• **EXERCISE DIRECTIONS**: Quote the records that follow in full, leaving the pictures out.

********************

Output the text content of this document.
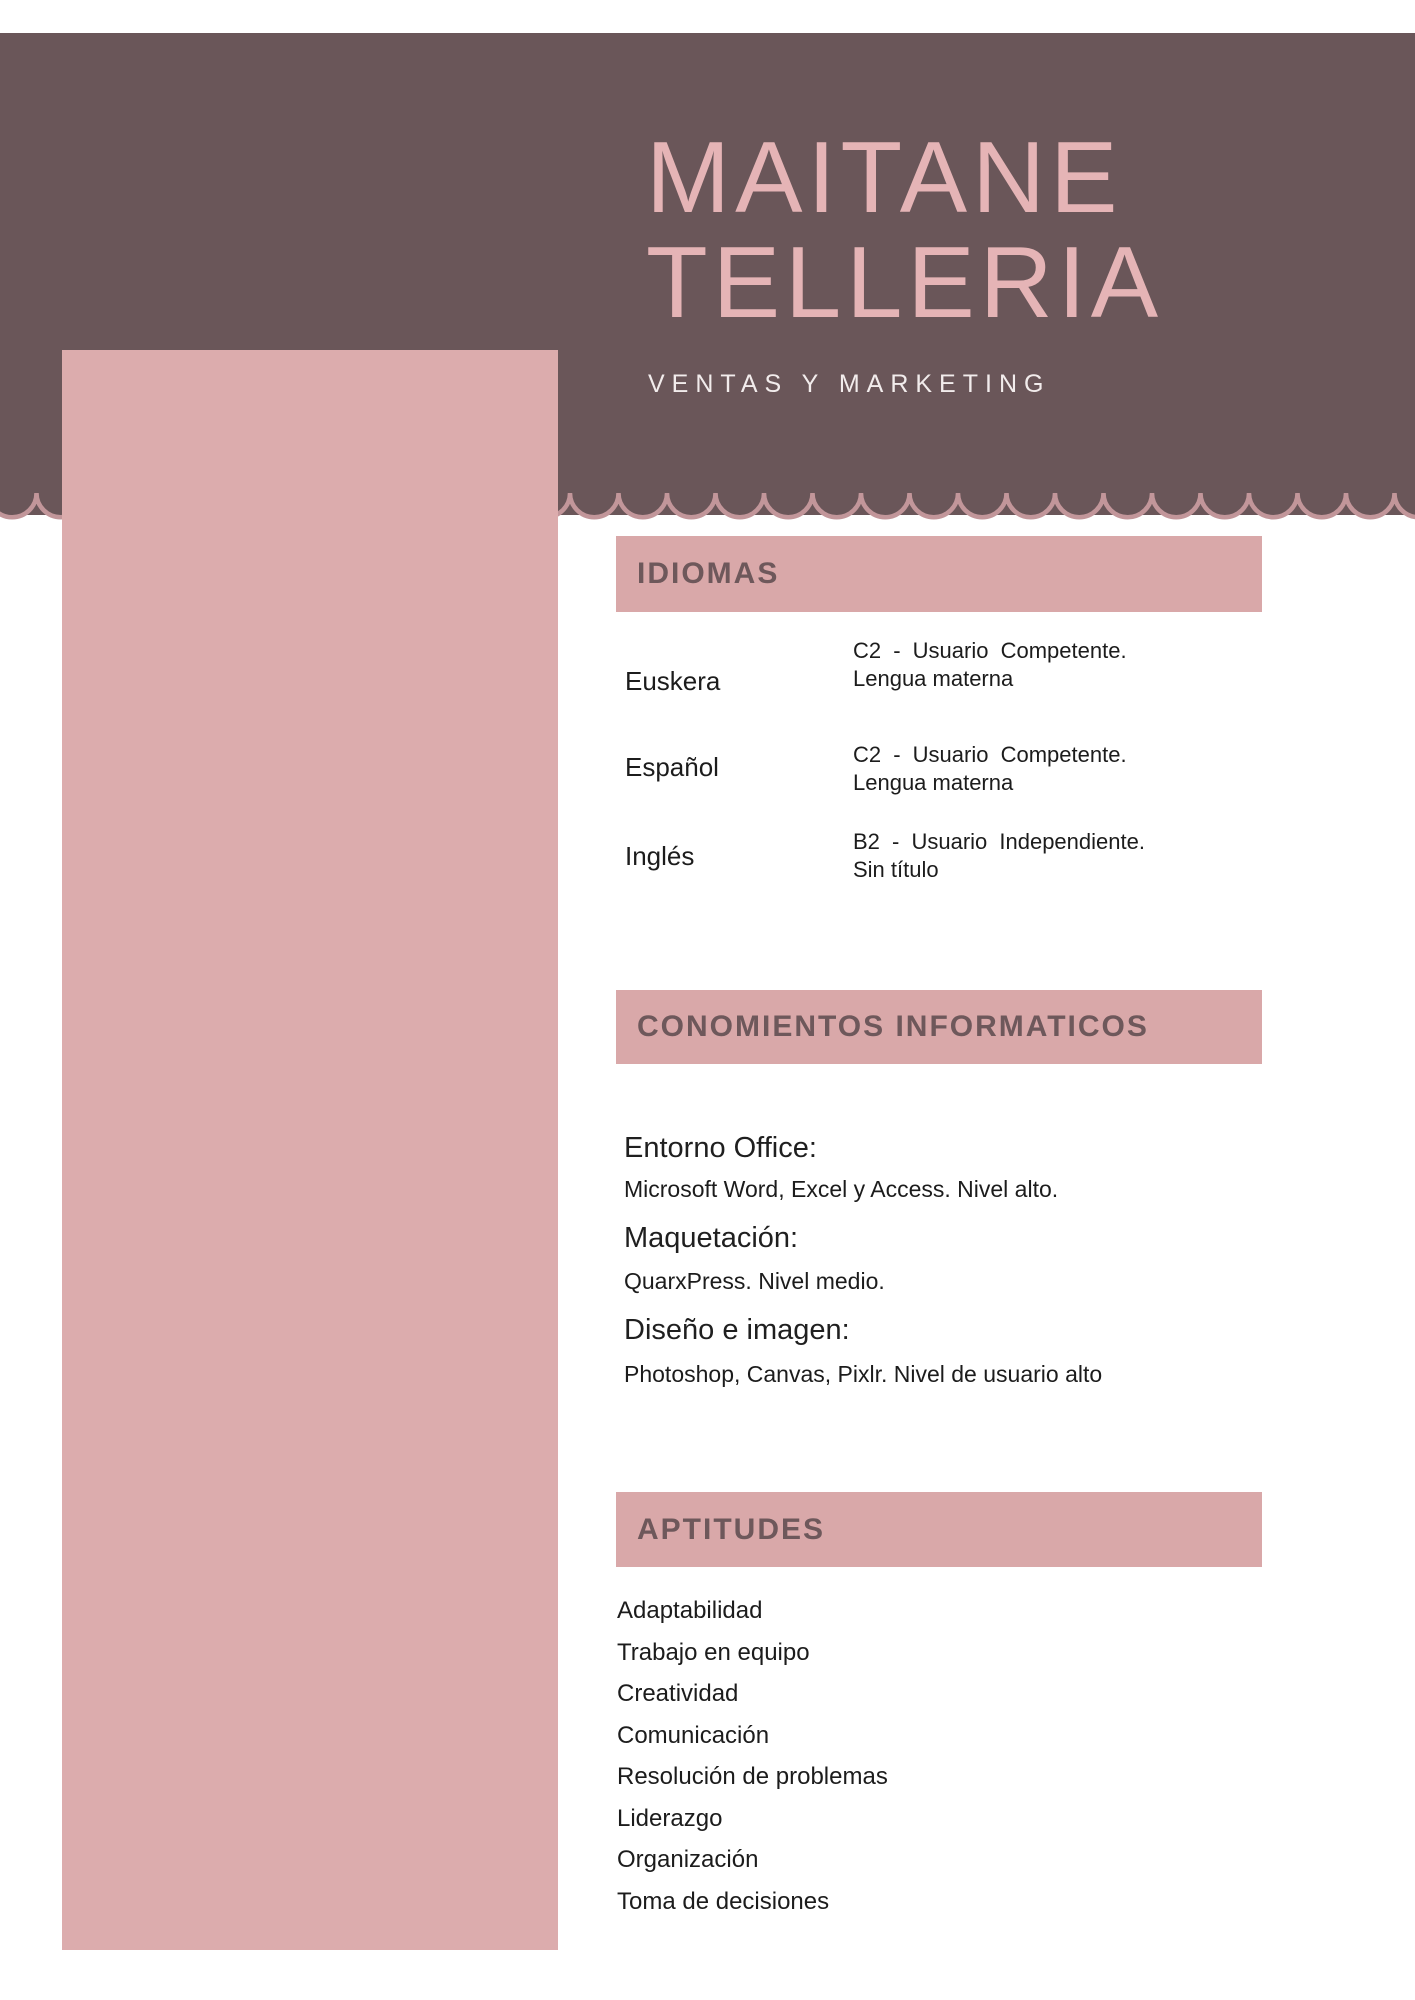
MAITANE
TELLERIA
VENTAS Y MARKETING
IDIOMAS
Euskera
C2 - Usuario Competente.
Lengua materna
Español	C2 - Usuario Competente.
Lengua materna
Inglés	B2 - Usuario Independiente.
Sin título
CONOMIENTOS INFORMATICOS
Entorno Office:
Microsoft Word, Excel y Access. Nivel alto.
Maquetación:
QuarxPress. Nivel medio.
Diseño e imagen:
Photoshop, Canvas, Pixlr. Nivel de usuario alto
APTITUDES
Adaptabilidad
Trabajo en equipo
Creatividad
Comunicación
Resolución de problemas
Liderazgo
Organización
Toma de decisiones
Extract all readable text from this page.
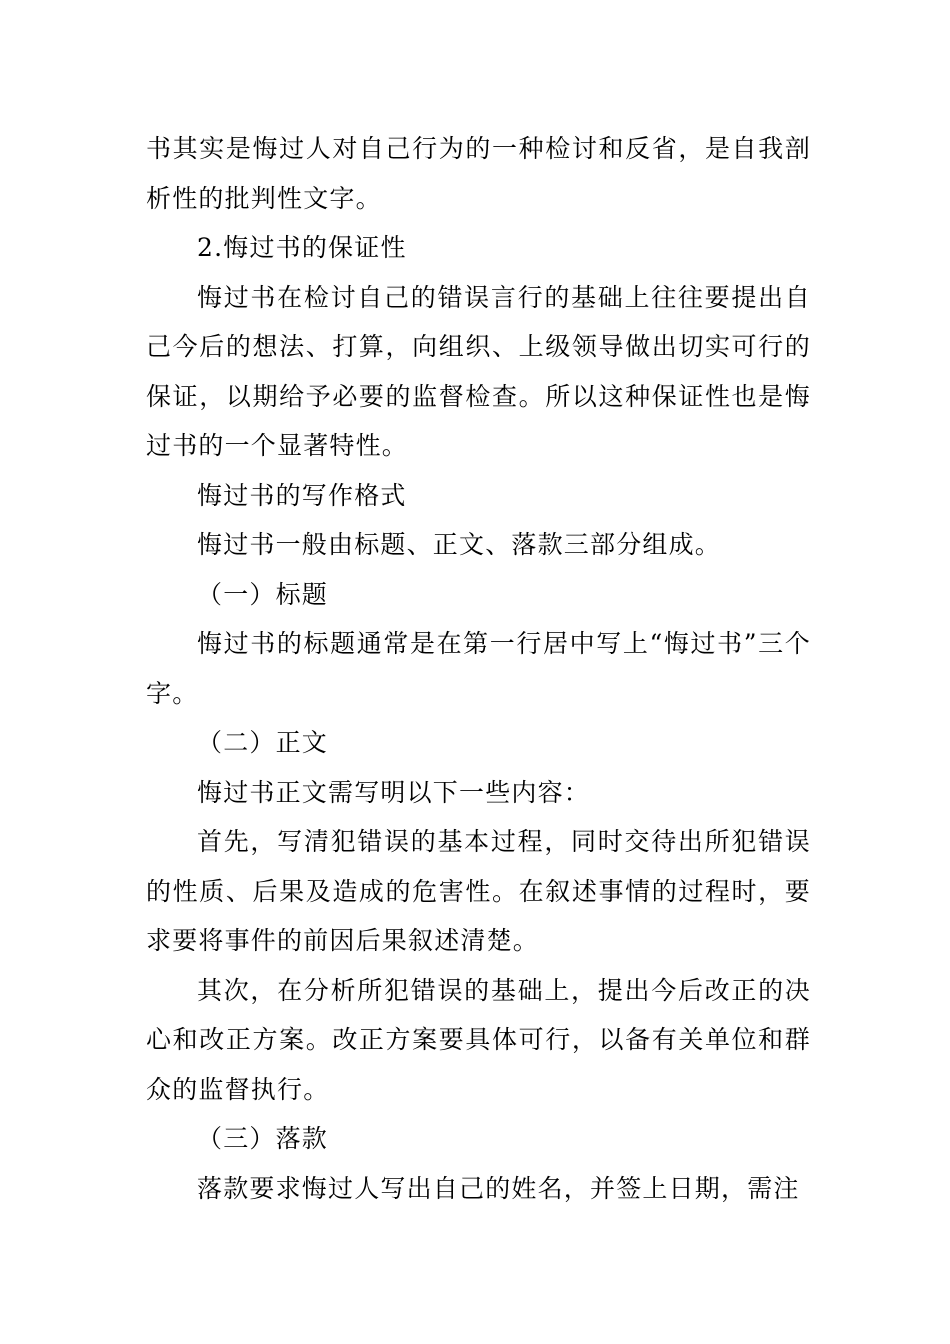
书其实是悔过人对自己行为的一种检讨和反省，是自我剖析性的批判性文字。

2.悔过书的保证性

悔过书在检讨自己的错误言行的基础上往往要提出自己今后的想法、打算，向组织、上级领导做出切实可行的保证，以期给予必要的监督检查。所以这种保证性也是悔过书的一个显著特性。

悔过书的写作格式

悔过书一般由标题、正文、落款三部分组成。

（一）标题

悔过书的标题通常是在第一行居中写上“悔过书”三个字。

（二）正文

悔过书正文需写明以下一些内容：

首先，写清犯错误的基本过程，同时交待出所犯错误的性质、后果及造成的危害性。在叙述事情的过程时，要求要将事件的前因后果叙述清楚。

其次，在分析所犯错误的基础上，提出今后改正的决心和改正方案。改正方案要具体可行，以备有关单位和群众的监督执行。

（三）落款

落款要求悔过人写出自己的姓名，并签上日期，需注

********************

• **TASK RESULT**:
Output the text content of this document.
MAITANE
TELLERIA
VENTAS Y MARKETING
IDIOMAS
Euskera
C2 - Usuario Competente.
Lengua materna
Español	C2 - Usuario Competente.
Lengua materna
Inglés	B2 - Usuario Independiente.
Sin título
CONOMIENTOS INFORMATICOS
Entorno Office:
Microsoft Word, Excel y Access. Nivel alto.
Maquetación:
QuarxPress. Nivel medio.
Diseño e imagen:
Photoshop, Canvas, Pixlr. Nivel de usuario alto
APTITUDES
Adaptabilidad
Trabajo en equipo
Creatividad
Comunicación
Resolución de problemas
Liderazgo
Organización
Toma de decisiones
Extract all readable text from this page.
书其实是悔过人对自己行为的一种检讨和反省，是自我剖析性的批判性文字。

2.悔过书的保证性

悔过书在检讨自己的错误言行的基础上往往要提出自己今后的想法、打算，向组织、上级领导做出切实可行的保证，以期给予必要的监督检查。所以这种保证性也是悔过书的一个显著特性。

悔过书的写作格式

悔过书一般由标题、正文、落款三部分组成。

（一）标题

悔过书的标题通常是在第一行居中写上“悔过书”三个字。

（二）正文

悔过书正文需写明以下一些内容：

首先，写清犯错误的基本过程，同时交待出所犯错误的性质、后果及造成的危害性。在叙述事情的过程时，要求要将事件的前因后果叙述清楚。

其次，在分析所犯错误的基础上，提出今后改正的决心和改正方案。改正方案要具体可行，以备有关单位和群众的监督执行。

（三）落款

落款要求悔过人写出自己的姓名，并签上日期，需注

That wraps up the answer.